* GIVEN TASK: Exactly as written, please set down all of the entries again, with no pictures.

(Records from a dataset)
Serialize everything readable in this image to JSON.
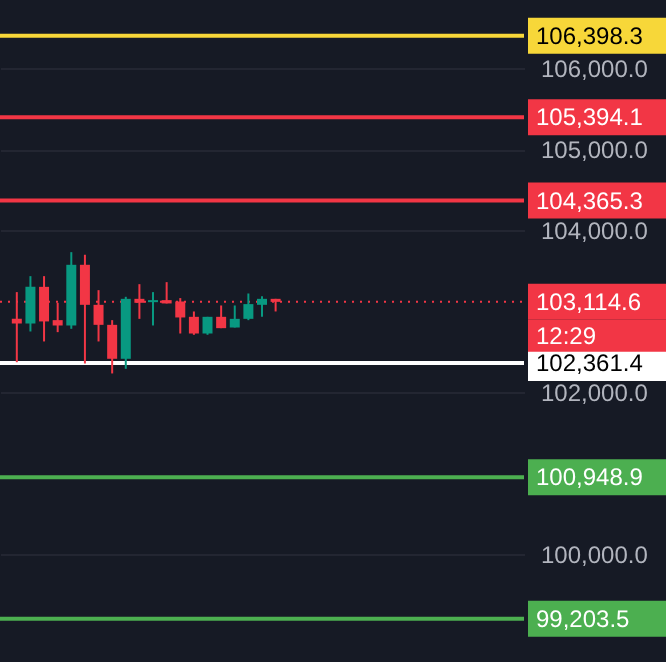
{
  "chart_data": {
    "type": "candlestick",
    "categories": [
      null,
      null,
      null,
      null,
      null,
      null,
      null,
      null,
      null,
      null,
      null,
      null,
      null,
      null,
      null,
      null,
      null,
      null,
      null,
      null,
      null,
      null,
      null,
      null,
      null,
      null,
      null,
      null,
      null,
      null,
      null,
      null,
      null,
      null,
      null,
      null,
      null
    ],
    "ohlc": [
      [
        102905,
        103235,
        102370,
        102848
      ],
      [
        102848,
        103432,
        102749,
        103300
      ],
      [
        103300,
        103432,
        102626,
        102873
      ],
      [
        102889,
        103103,
        102741,
        102823
      ],
      [
        102823,
        103728,
        102782,
        103572
      ],
      [
        103572,
        103696,
        102354,
        103078
      ],
      [
        103078,
        103259,
        102626,
        102831
      ],
      [
        102831,
        102889,
        102231,
        102412
      ],
      [
        102412,
        103177,
        102288,
        103152
      ],
      [
        103152,
        103333,
        102905,
        103103
      ],
      [
        103111,
        103235,
        102823,
        103136
      ],
      [
        103136,
        103358,
        103095,
        103095
      ],
      [
        103119,
        103161,
        102724,
        102922
      ],
      [
        102930,
        102996,
        102708,
        102724
      ],
      [
        102724,
        102930,
        102708,
        102930
      ],
      [
        102930,
        103070,
        102790,
        102790
      ],
      [
        102798,
        103070,
        102798,
        102905
      ],
      [
        102905,
        103218,
        102889,
        103087
      ],
      [
        103078,
        103185,
        102930,
        103152
      ],
      [
        103152,
        103152,
        102996,
        103114.6
      ],
      null,
      null,
      null,
      null,
      null,
      null,
      null,
      null,
      null,
      null,
      null,
      null,
      null,
      null,
      null,
      null,
      null
    ],
    "colors": [
      "#f23645",
      "#089981",
      "#f23645",
      "#f23645",
      "#089981",
      "#f23645",
      "#f23645",
      "#f23645",
      "#089981",
      "#f23645",
      "#089981",
      "#f23645",
      "#f23645",
      "#f23645",
      "#089981",
      "#f23645",
      "#089981",
      "#089981",
      "#089981",
      "#f23645",
      null,
      null,
      null,
      null,
      null,
      null,
      null,
      null,
      null,
      null,
      null,
      null,
      null,
      null,
      null,
      null,
      null
    ],
    "ylim": [
      98670,
      106840
    ],
    "yticks": [
      {
        "value": 100000,
        "label": "100,000.0"
      },
      {
        "value": 102000,
        "label": "102,000.0"
      },
      {
        "value": 104000,
        "label": "104,000.0"
      },
      {
        "value": 105000,
        "label": "105,000.0"
      },
      {
        "value": 106000,
        "label": "106,000.0"
      }
    ],
    "grid": "y",
    "ref_lines": [
      {
        "axis": "y",
        "value": 106398.3,
        "label": "106,398.3",
        "color": "#f7d739",
        "line_style": "solid"
      },
      {
        "axis": "y",
        "value": 105394.1,
        "label": "105,394.1",
        "color": "#f23645",
        "line_style": "solid"
      },
      {
        "axis": "y",
        "value": 104365.3,
        "label": "104,365.3",
        "color": "#f23645",
        "line_style": "solid"
      },
      {
        "axis": "y",
        "value": 102361.4,
        "label": "102,361.4",
        "color": "#ffffff",
        "line_style": "solid"
      },
      {
        "axis": "y",
        "value": 100948.9,
        "label": "100,948.9",
        "color": "#4caf50",
        "line_style": "solid"
      },
      {
        "axis": "y",
        "value": 99203.5,
        "label": "99,203.5",
        "color": "#4caf50",
        "line_style": "solid"
      },
      {
        "axis": "y",
        "value": 103114.6,
        "label": "103,114.6",
        "color": "#f23645",
        "line_style": "dotted"
      }
    ],
    "annotations": [
      "12:29"
    ]
  }
}
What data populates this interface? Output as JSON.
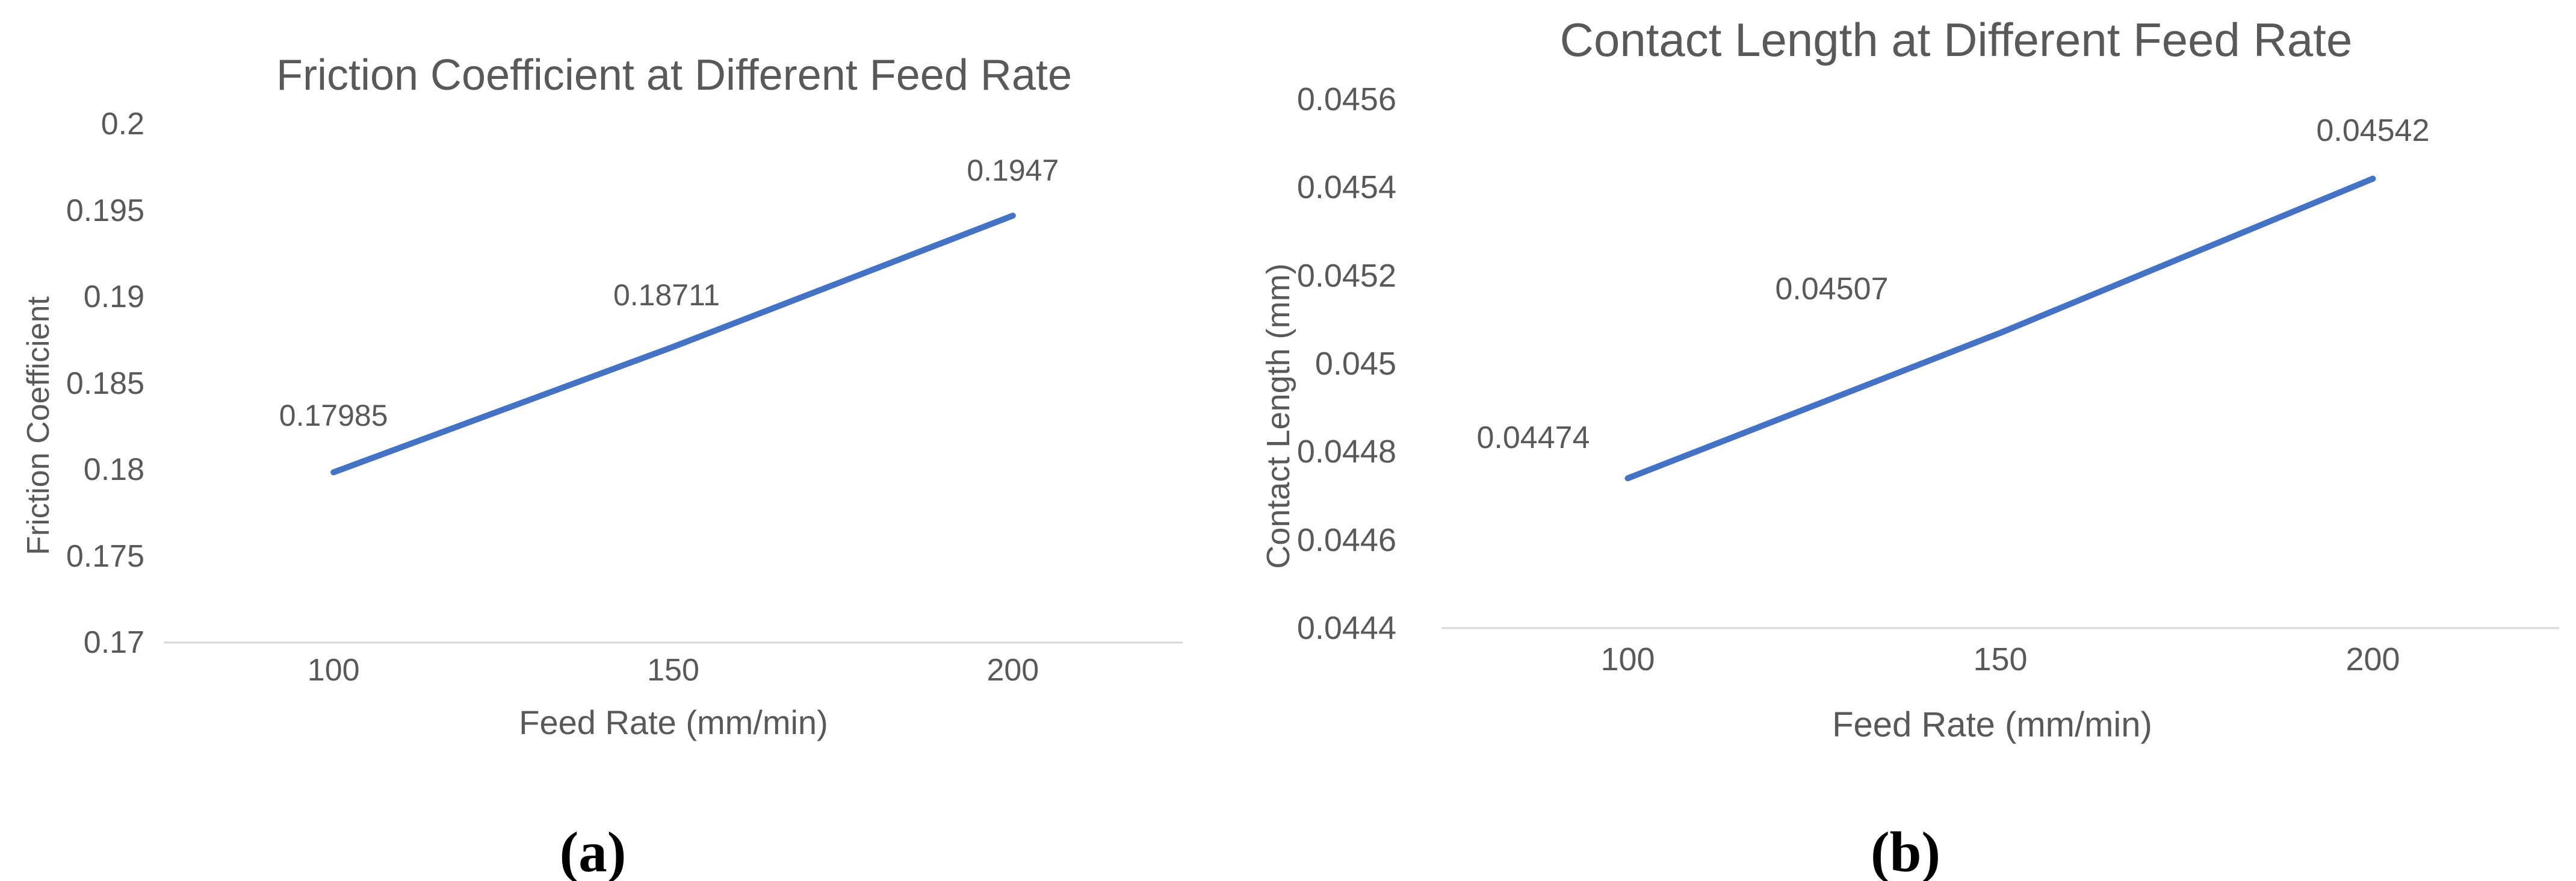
{
  "colors": {
    "series_line": "#4472C4",
    "axis_line": "#D9D9D9",
    "chart_text": "#595959",
    "caption_text": "#000000"
  },
  "captions": {
    "a": "(a)",
    "b": "(b)"
  },
  "chart_data": [
    {
      "type": "line",
      "title": "Friction Coefficient at Different Feed Rate",
      "xlabel": "Feed Rate (mm/min)",
      "ylabel": "Friction Coefficient",
      "categories": [
        "100",
        "150",
        "200"
      ],
      "values": [
        0.17985,
        0.18711,
        0.1947
      ],
      "data_labels": [
        "0.17985",
        "0.18711",
        "0.1947"
      ],
      "yticks": [
        "0.2",
        "0.195",
        "0.19",
        "0.185",
        "0.18",
        "0.175",
        "0.17"
      ],
      "ylim": [
        0.17,
        0.2
      ],
      "grid": false,
      "legend": "none",
      "caption": "(a)"
    },
    {
      "type": "line",
      "title": "Contact Length at Different Feed Rate",
      "xlabel": "Feed Rate (mm/min)",
      "ylabel": "Contact Length (mm)",
      "categories": [
        "100",
        "150",
        "200"
      ],
      "values": [
        0.04474,
        0.04507,
        0.04542
      ],
      "data_labels": [
        "0.04474",
        "0.04507",
        "0.04542"
      ],
      "yticks": [
        "0.0456",
        "0.0454",
        "0.0452",
        "0.045",
        "0.0448",
        "0.0446",
        "0.0444"
      ],
      "ylim": [
        0.0444,
        0.0456
      ],
      "grid": false,
      "legend": "none",
      "caption": "(b)"
    }
  ]
}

* SOLUTION TO THE EXERCISE:
Serialize everything readable in this image to JSON.
{
  "chart_data": {
    "type": "candlestick",
    "categories": [
      null,
      null,
      null,
      null,
      null,
      null,
      null,
      null,
      null,
      null,
      null,
      null,
      null,
      null,
      null,
      null,
      null,
      null,
      null,
      null,
      null,
      null,
      null,
      null,
      null,
      null,
      null,
      null,
      null,
      null,
      null,
      null,
      null,
      null,
      null,
      null,
      null
    ],
    "ohlc": [
      [
        102905,
        103235,
        102370,
        102848
      ],
      [
        102848,
        103432,
        102749,
        103300
      ],
      [
        103300,
        103432,
        102626,
        102873
      ],
      [
        102889,
        103103,
        102741,
        102823
      ],
      [
        102823,
        103728,
        102782,
        103572
      ],
      [
        103572,
        103696,
        102354,
        103078
      ],
      [
        103078,
        103259,
        102626,
        102831
      ],
      [
        102831,
        102889,
        102231,
        102412
      ],
      [
        102412,
        103177,
        102288,
        103152
      ],
      [
        103152,
        103333,
        102905,
        103103
      ],
      [
        103111,
        103235,
        102823,
        103136
      ],
      [
        103136,
        103358,
        103095,
        103095
      ],
      [
        103119,
        103161,
        102724,
        102922
      ],
      [
        102930,
        102996,
        102708,
        102724
      ],
      [
        102724,
        102930,
        102708,
        102930
      ],
      [
        102930,
        103070,
        102790,
        102790
      ],
      [
        102798,
        103070,
        102798,
        102905
      ],
      [
        102905,
        103218,
        102889,
        103087
      ],
      [
        103078,
        103185,
        102930,
        103152
      ],
      [
        103152,
        103152,
        102996,
        103114.6
      ],
      null,
      null,
      null,
      null,
      null,
      null,
      null,
      null,
      null,
      null,
      null,
      null,
      null,
      null,
      null,
      null,
      null
    ],
    "colors": [
      "#f23645",
      "#089981",
      "#f23645",
      "#f23645",
      "#089981",
      "#f23645",
      "#f23645",
      "#f23645",
      "#089981",
      "#f23645",
      "#089981",
      "#f23645",
      "#f23645",
      "#f23645",
      "#089981",
      "#f23645",
      "#089981",
      "#089981",
      "#089981",
      "#f23645",
      null,
      null,
      null,
      null,
      null,
      null,
      null,
      null,
      null,
      null,
      null,
      null,
      null,
      null,
      null,
      null,
      null
    ],
    "ylim": [
      98670,
      106840
    ],
    "yticks": [
      {
        "value": 100000,
        "label": "100,000.0"
      },
      {
        "value": 102000,
        "label": "102,000.0"
      },
      {
        "value": 104000,
        "label": "104,000.0"
      },
      {
        "value": 105000,
        "label": "105,000.0"
      },
      {
        "value": 106000,
        "label": "106,000.0"
      }
    ],
    "grid": "y",
    "ref_lines": [
      {
        "axis": "y",
        "value": 106398.3,
        "label": "106,398.3",
        "color": "#f7d739",
        "line_style": "solid"
      },
      {
        "axis": "y",
        "value": 105394.1,
        "label": "105,394.1",
        "color": "#f23645",
        "line_style": "solid"
      },
      {
        "axis": "y",
        "value": 104365.3,
        "label": "104,365.3",
        "color": "#f23645",
        "line_style": "solid"
      },
      {
        "axis": "y",
        "value": 102361.4,
        "label": "102,361.4",
        "color": "#ffffff",
        "line_style": "solid"
      },
      {
        "axis": "y",
        "value": 100948.9,
        "label": "100,948.9",
        "color": "#4caf50",
        "line_style": "solid"
      },
      {
        "axis": "y",
        "value": 99203.5,
        "label": "99,203.5",
        "color": "#4caf50",
        "line_style": "solid"
      },
      {
        "axis": "y",
        "value": 103114.6,
        "label": "103,114.6",
        "color": "#f23645",
        "line_style": "dotted"
      }
    ],
    "annotations": [
      "12:29"
    ]
  }
}
What data populates this interface? Output as JSON.
{
  "colors": {
    "series_line": "#4472C4",
    "axis_line": "#D9D9D9",
    "chart_text": "#595959",
    "caption_text": "#000000"
  },
  "captions": {
    "a": "(a)",
    "b": "(b)"
  },
  "chart_data": [
    {
      "type": "line",
      "title": "Friction Coefficient at Different Feed Rate",
      "xlabel": "Feed Rate (mm/min)",
      "ylabel": "Friction Coefficient",
      "categories": [
        "100",
        "150",
        "200"
      ],
      "values": [
        0.17985,
        0.18711,
        0.1947
      ],
      "data_labels": [
        "0.17985",
        "0.18711",
        "0.1947"
      ],
      "yticks": [
        "0.2",
        "0.195",
        "0.19",
        "0.185",
        "0.18",
        "0.175",
        "0.17"
      ],
      "ylim": [
        0.17,
        0.2
      ],
      "grid": false,
      "legend": "none",
      "caption": "(a)"
    },
    {
      "type": "line",
      "title": "Contact Length at Different Feed Rate",
      "xlabel": "Feed Rate (mm/min)",
      "ylabel": "Contact Length (mm)",
      "categories": [
        "100",
        "150",
        "200"
      ],
      "values": [
        0.04474,
        0.04507,
        0.04542
      ],
      "data_labels": [
        "0.04474",
        "0.04507",
        "0.04542"
      ],
      "yticks": [
        "0.0456",
        "0.0454",
        "0.0452",
        "0.045",
        "0.0448",
        "0.0446",
        "0.0444"
      ],
      "ylim": [
        0.0444,
        0.0456
      ],
      "grid": false,
      "legend": "none",
      "caption": "(b)"
    }
  ]
}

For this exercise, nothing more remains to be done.